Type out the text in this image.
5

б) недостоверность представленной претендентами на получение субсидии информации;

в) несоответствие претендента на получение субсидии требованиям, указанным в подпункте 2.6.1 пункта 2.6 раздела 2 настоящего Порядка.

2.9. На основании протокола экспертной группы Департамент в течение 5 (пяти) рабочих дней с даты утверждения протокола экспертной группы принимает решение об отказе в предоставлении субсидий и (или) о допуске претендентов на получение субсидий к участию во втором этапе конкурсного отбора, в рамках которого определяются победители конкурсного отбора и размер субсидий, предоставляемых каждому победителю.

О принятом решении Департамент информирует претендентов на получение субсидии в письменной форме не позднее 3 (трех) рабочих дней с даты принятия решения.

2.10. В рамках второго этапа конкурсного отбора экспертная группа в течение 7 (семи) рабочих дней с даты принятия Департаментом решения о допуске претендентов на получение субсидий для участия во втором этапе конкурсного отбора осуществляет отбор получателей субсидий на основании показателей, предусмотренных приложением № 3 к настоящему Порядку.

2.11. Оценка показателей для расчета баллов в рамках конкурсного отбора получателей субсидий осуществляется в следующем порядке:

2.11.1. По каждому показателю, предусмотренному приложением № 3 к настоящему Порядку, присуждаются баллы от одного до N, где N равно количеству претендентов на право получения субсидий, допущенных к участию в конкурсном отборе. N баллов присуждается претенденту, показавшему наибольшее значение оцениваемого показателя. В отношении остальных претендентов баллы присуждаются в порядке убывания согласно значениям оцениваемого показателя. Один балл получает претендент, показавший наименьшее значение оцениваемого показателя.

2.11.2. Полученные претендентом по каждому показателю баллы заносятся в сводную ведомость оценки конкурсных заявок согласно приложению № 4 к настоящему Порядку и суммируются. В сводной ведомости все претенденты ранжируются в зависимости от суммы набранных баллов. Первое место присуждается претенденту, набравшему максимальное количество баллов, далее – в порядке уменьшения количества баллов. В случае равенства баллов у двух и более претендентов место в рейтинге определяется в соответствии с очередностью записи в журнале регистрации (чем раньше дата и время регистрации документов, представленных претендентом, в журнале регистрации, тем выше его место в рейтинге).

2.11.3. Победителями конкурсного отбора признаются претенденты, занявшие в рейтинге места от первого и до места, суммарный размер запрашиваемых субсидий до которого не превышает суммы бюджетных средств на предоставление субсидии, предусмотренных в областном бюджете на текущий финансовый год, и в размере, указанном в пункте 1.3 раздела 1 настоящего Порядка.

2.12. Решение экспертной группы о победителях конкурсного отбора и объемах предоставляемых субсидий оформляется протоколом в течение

+===+

• _WHAT IS NEEDED_: State how many lines of the records above contain "показателей", with no words besides the number.

• _OUTPUT BELOW_: 2